= Task directions =
Nothing may be dropped or altered: reproduce all the data.

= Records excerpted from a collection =

===

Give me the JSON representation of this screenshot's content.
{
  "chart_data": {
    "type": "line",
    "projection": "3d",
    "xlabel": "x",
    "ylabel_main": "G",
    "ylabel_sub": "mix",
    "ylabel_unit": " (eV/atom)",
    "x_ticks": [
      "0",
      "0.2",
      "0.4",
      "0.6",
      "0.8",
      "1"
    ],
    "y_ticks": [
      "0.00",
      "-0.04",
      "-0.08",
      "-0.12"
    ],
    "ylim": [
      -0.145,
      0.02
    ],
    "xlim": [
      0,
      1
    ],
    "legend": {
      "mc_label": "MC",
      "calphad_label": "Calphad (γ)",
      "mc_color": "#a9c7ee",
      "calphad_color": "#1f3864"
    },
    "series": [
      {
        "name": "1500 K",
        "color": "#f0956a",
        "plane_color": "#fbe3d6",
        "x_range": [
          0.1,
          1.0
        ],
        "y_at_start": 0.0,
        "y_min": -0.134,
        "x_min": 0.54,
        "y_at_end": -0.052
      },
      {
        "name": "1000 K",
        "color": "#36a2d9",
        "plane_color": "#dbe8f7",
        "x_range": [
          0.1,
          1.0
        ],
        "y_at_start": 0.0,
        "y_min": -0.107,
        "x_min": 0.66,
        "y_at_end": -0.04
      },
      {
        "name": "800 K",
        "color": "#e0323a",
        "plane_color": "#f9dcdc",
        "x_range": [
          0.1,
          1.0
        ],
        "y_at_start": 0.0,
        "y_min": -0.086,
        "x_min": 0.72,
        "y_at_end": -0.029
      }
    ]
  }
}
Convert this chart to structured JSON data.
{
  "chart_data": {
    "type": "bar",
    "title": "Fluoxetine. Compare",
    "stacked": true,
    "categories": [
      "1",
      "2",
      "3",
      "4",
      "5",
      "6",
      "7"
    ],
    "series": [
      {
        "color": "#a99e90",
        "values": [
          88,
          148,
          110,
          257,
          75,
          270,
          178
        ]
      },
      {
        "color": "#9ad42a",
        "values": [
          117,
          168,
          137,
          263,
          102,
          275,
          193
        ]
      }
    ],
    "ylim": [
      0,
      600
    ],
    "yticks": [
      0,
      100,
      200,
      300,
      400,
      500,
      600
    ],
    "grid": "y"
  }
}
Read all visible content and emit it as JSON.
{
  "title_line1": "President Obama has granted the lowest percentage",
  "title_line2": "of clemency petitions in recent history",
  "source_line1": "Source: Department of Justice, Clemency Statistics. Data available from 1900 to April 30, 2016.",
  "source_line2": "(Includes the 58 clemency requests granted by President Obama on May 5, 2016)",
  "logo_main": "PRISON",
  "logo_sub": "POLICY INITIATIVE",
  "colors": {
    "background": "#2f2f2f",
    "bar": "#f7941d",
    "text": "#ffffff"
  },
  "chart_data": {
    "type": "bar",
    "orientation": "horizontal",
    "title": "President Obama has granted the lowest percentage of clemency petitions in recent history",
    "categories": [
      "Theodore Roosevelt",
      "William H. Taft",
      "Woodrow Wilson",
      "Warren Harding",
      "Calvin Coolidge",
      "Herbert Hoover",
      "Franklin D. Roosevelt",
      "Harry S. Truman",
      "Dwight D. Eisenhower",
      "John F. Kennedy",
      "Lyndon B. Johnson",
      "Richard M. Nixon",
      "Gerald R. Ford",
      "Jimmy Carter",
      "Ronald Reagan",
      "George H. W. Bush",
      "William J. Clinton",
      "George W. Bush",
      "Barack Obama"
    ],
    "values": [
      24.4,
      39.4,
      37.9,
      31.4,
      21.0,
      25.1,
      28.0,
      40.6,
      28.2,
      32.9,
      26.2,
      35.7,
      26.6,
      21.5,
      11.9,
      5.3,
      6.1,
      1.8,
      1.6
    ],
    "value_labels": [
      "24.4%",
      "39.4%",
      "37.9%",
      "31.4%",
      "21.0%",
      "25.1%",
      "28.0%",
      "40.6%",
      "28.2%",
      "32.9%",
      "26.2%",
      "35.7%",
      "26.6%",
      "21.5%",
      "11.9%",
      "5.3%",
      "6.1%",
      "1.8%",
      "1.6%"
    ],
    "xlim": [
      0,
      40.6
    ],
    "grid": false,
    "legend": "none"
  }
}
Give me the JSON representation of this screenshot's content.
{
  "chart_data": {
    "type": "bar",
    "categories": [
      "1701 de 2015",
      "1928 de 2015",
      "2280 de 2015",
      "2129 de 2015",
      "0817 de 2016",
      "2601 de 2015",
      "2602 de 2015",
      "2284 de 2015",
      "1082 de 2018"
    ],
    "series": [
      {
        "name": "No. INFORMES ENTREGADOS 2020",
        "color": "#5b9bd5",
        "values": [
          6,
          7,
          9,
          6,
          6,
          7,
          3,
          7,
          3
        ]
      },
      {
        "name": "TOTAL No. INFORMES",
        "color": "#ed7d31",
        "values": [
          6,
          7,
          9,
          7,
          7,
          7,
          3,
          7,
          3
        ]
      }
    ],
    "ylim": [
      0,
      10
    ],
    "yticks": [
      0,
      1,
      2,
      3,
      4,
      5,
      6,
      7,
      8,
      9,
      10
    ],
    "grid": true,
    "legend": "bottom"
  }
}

===

= Result =
Give me the JSON representation of this screenshot's content.
{
  "chart_data": {
    "type": "line",
    "projection": "3d",
    "xlabel": "x",
    "ylabel_main": "G",
    "ylabel_sub": "mix",
    "ylabel_unit": " (eV/atom)",
    "x_ticks": [
      "0",
      "0.2",
      "0.4",
      "0.6",
      "0.8",
      "1"
    ],
    "y_ticks": [
      "0.00",
      "-0.04",
      "-0.08",
      "-0.12"
    ],
    "ylim": [
      -0.145,
      0.02
    ],
    "xlim": [
      0,
      1
    ],
    "legend": {
      "mc_label": "MC",
      "calphad_label": "Calphad (γ)",
      "mc_color": "#a9c7ee",
      "calphad_color": "#1f3864"
    },
    "series": [
      {
        "name": "1500 K",
        "color": "#f0956a",
        "plane_color": "#fbe3d6",
        "x_range": [
          0.1,
          1.0
        ],
        "y_at_start": 0.0,
        "y_min": -0.134,
        "x_min": 0.54,
        "y_at_end": -0.052
      },
      {
        "name": "1000 K",
        "color": "#36a2d9",
        "plane_color": "#dbe8f7",
        "x_range": [
          0.1,
          1.0
        ],
        "y_at_start": 0.0,
        "y_min": -0.107,
        "x_min": 0.66,
        "y_at_end": -0.04
      },
      {
        "name": "800 K",
        "color": "#e0323a",
        "plane_color": "#f9dcdc",
        "x_range": [
          0.1,
          1.0
        ],
        "y_at_start": 0.0,
        "y_min": -0.086,
        "x_min": 0.72,
        "y_at_end": -0.029
      }
    ]
  }
}
Convert this chart to structured JSON data.
{
  "chart_data": {
    "type": "bar",
    "title": "Fluoxetine. Compare",
    "stacked": true,
    "categories": [
      "1",
      "2",
      "3",
      "4",
      "5",
      "6",
      "7"
    ],
    "series": [
      {
        "color": "#a99e90",
        "values": [
          88,
          148,
          110,
          257,
          75,
          270,
          178
        ]
      },
      {
        "color": "#9ad42a",
        "values": [
          117,
          168,
          137,
          263,
          102,
          275,
          193
        ]
      }
    ],
    "ylim": [
      0,
      600
    ],
    "yticks": [
      0,
      100,
      200,
      300,
      400,
      500,
      600
    ],
    "grid": "y"
  }
}
Read all visible content and emit it as JSON.
{
  "title_line1": "President Obama has granted the lowest percentage",
  "title_line2": "of clemency petitions in recent history",
  "source_line1": "Source: Department of Justice, Clemency Statistics. Data available from 1900 to April 30, 2016.",
  "source_line2": "(Includes the 58 clemency requests granted by President Obama on May 5, 2016)",
  "logo_main": "PRISON",
  "logo_sub": "POLICY INITIATIVE",
  "colors": {
    "background": "#2f2f2f",
    "bar": "#f7941d",
    "text": "#ffffff"
  },
  "chart_data": {
    "type": "bar",
    "orientation": "horizontal",
    "title": "President Obama has granted the lowest percentage of clemency petitions in recent history",
    "categories": [
      "Theodore Roosevelt",
      "William H. Taft",
      "Woodrow Wilson",
      "Warren Harding",
      "Calvin Coolidge",
      "Herbert Hoover",
      "Franklin D. Roosevelt",
      "Harry S. Truman",
      "Dwight D. Eisenhower",
      "John F. Kennedy",
      "Lyndon B. Johnson",
      "Richard M. Nixon",
      "Gerald R. Ford",
      "Jimmy Carter",
      "Ronald Reagan",
      "George H. W. Bush",
      "William J. Clinton",
      "George W. Bush",
      "Barack Obama"
    ],
    "values": [
      24.4,
      39.4,
      37.9,
      31.4,
      21.0,
      25.1,
      28.0,
      40.6,
      28.2,
      32.9,
      26.2,
      35.7,
      26.6,
      21.5,
      11.9,
      5.3,
      6.1,
      1.8,
      1.6
    ],
    "value_labels": [
      "24.4%",
      "39.4%",
      "37.9%",
      "31.4%",
      "21.0%",
      "25.1%",
      "28.0%",
      "40.6%",
      "28.2%",
      "32.9%",
      "26.2%",
      "35.7%",
      "26.6%",
      "21.5%",
      "11.9%",
      "5.3%",
      "6.1%",
      "1.8%",
      "1.6%"
    ],
    "xlim": [
      0,
      40.6
    ],
    "grid": false,
    "legend": "none"
  }
}
Give me the JSON representation of this screenshot's content.
{
  "chart_data": {
    "type": "bar",
    "categories": [
      "1701 de 2015",
      "1928 de 2015",
      "2280 de 2015",
      "2129 de 2015",
      "0817 de 2016",
      "2601 de 2015",
      "2602 de 2015",
      "2284 de 2015",
      "1082 de 2018"
    ],
    "series": [
      {
        "name": "No. INFORMES ENTREGADOS 2020",
        "color": "#5b9bd5",
        "values": [
          6,
          7,
          9,
          6,
          6,
          7,
          3,
          7,
          3
        ]
      },
      {
        "name": "TOTAL No. INFORMES",
        "color": "#ed7d31",
        "values": [
          6,
          7,
          9,
          7,
          7,
          7,
          3,
          7,
          3
        ]
      }
    ],
    "ylim": [
      0,
      10
    ],
    "yticks": [
      0,
      1,
      2,
      3,
      4,
      5,
      6,
      7,
      8,
      9,
      10
    ],
    "grid": true,
    "legend": "bottom"
  }
}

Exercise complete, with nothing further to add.